▶ **Extracted information**

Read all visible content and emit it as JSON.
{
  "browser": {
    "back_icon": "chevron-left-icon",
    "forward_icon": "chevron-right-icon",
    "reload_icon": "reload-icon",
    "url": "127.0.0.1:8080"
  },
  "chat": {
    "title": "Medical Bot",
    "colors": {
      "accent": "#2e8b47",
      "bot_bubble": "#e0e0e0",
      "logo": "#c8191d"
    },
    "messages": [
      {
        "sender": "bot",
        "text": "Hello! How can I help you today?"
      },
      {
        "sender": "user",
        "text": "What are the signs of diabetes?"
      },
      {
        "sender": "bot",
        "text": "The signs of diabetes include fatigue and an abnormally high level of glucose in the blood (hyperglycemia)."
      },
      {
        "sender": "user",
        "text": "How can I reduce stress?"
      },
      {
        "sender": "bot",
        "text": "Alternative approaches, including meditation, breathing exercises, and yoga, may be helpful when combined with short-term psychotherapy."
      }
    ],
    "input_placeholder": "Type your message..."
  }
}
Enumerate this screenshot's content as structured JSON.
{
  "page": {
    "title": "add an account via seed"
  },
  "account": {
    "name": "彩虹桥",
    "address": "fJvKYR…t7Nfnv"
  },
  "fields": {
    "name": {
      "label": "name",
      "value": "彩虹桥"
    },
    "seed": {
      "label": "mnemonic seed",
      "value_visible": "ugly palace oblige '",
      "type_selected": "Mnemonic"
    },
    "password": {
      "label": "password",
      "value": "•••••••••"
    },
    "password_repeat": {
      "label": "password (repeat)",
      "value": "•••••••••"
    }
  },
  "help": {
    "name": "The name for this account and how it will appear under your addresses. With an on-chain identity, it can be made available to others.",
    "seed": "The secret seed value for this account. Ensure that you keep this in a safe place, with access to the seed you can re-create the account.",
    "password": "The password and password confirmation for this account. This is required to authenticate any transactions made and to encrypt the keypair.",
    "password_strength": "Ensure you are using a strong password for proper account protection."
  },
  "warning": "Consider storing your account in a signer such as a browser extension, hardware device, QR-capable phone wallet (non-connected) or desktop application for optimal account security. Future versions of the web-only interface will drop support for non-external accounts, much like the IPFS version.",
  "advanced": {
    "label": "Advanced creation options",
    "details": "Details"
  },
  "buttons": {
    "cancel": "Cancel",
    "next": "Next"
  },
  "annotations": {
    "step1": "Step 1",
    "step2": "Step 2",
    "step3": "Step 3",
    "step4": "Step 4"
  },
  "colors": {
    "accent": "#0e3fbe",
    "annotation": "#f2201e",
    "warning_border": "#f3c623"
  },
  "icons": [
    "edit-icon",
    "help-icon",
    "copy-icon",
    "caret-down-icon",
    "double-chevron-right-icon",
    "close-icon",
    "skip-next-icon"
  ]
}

▶ **Aim**
Look over the material above and show each line where "title" appears.

▶ **Full answer**
    "title": "Medical Bot",
    "title": "add an account via seed"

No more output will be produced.